── Recorded data ──

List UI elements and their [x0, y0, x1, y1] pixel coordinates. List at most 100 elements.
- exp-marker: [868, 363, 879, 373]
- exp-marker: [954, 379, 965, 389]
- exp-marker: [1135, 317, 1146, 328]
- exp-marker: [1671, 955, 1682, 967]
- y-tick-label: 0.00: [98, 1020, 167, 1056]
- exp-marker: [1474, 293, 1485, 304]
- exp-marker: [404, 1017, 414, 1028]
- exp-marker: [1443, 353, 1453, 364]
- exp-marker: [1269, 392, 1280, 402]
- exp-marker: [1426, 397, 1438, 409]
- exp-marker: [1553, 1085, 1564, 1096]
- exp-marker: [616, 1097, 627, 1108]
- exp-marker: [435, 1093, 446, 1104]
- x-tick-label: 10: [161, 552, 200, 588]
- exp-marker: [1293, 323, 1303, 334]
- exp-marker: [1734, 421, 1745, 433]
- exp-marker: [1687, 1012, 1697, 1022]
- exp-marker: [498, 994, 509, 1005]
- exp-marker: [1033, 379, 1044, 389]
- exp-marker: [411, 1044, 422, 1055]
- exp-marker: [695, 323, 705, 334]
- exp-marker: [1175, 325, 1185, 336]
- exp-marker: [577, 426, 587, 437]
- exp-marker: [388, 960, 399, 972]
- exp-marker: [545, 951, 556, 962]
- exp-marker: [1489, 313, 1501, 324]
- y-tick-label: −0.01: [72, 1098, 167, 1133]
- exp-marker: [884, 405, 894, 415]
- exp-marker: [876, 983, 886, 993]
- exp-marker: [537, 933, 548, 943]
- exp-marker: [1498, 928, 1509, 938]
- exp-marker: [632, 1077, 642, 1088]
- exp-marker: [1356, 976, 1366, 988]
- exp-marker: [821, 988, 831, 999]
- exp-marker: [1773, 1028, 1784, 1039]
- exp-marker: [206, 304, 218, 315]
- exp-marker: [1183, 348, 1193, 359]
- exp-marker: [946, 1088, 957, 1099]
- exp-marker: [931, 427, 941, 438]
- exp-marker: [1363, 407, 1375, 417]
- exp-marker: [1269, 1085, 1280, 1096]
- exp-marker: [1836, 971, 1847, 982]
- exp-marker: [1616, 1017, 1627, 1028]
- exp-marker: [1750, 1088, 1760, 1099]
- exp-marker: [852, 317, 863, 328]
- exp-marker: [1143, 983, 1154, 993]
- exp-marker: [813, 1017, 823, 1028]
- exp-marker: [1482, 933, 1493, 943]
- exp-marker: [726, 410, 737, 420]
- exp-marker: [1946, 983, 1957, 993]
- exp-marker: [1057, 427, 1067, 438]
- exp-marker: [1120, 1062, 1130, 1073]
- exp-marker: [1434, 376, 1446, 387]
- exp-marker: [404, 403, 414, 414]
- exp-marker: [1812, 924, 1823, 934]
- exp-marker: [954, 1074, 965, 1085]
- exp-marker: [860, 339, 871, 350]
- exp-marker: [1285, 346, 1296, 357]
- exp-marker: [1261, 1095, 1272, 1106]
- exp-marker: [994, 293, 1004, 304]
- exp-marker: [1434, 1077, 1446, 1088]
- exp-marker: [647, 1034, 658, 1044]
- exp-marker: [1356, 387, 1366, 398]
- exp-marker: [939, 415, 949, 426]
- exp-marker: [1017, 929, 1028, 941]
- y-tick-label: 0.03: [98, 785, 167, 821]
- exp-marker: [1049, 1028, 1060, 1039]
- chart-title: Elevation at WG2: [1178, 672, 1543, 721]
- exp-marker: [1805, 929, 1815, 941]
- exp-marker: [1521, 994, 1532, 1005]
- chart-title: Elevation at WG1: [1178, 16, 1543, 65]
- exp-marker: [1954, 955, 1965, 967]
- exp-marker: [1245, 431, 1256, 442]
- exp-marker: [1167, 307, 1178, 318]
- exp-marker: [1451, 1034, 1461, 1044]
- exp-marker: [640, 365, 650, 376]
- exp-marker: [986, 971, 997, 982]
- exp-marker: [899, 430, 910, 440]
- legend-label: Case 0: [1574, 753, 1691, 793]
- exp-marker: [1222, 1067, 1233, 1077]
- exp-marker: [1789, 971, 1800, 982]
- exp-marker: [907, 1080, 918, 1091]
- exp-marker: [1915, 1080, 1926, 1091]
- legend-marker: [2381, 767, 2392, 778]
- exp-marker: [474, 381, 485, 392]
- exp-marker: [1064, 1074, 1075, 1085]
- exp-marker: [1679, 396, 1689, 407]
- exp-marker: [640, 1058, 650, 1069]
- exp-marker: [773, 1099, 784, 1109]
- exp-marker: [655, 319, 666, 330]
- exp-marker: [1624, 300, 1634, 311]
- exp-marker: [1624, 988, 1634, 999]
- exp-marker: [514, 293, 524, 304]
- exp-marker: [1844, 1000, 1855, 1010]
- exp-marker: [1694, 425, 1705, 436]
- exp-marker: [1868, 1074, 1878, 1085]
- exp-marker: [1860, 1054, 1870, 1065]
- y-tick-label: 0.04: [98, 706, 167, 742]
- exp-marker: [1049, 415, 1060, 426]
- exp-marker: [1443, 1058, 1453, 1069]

───

• **What you have to do**:
Please rewrite the entries from the start through the line containing "- exp-marker: [537, 933, 548, 943]", replacing "y-tick-label" with "y-axis-label" and leaving everything else unchanged.

• **Reply to the exercise**:
List UI elements and their [x0, y0, x1, y1] pixel coordinates. List at most 100 elements.
- exp-marker: [868, 363, 879, 373]
- exp-marker: [954, 379, 965, 389]
- exp-marker: [1135, 317, 1146, 328]
- exp-marker: [1671, 955, 1682, 967]
- y-axis-label: 0.00: [98, 1020, 167, 1056]
- exp-marker: [1474, 293, 1485, 304]
- exp-marker: [404, 1017, 414, 1028]
- exp-marker: [1443, 353, 1453, 364]
- exp-marker: [1269, 392, 1280, 402]
- exp-marker: [1426, 397, 1438, 409]
- exp-marker: [1553, 1085, 1564, 1096]
- exp-marker: [616, 1097, 627, 1108]
- exp-marker: [435, 1093, 446, 1104]
- x-tick-label: 10: [161, 552, 200, 588]
- exp-marker: [1293, 323, 1303, 334]
- exp-marker: [1734, 421, 1745, 433]
- exp-marker: [1687, 1012, 1697, 1022]
- exp-marker: [498, 994, 509, 1005]
- exp-marker: [1033, 379, 1044, 389]
- exp-marker: [411, 1044, 422, 1055]
- exp-marker: [695, 323, 705, 334]
- exp-marker: [1175, 325, 1185, 336]
- exp-marker: [577, 426, 587, 437]
- exp-marker: [388, 960, 399, 972]
- exp-marker: [545, 951, 556, 962]
- exp-marker: [1489, 313, 1501, 324]
- y-axis-label: −0.01: [72, 1098, 167, 1133]
- exp-marker: [884, 405, 894, 415]
- exp-marker: [876, 983, 886, 993]
- exp-marker: [537, 933, 548, 943]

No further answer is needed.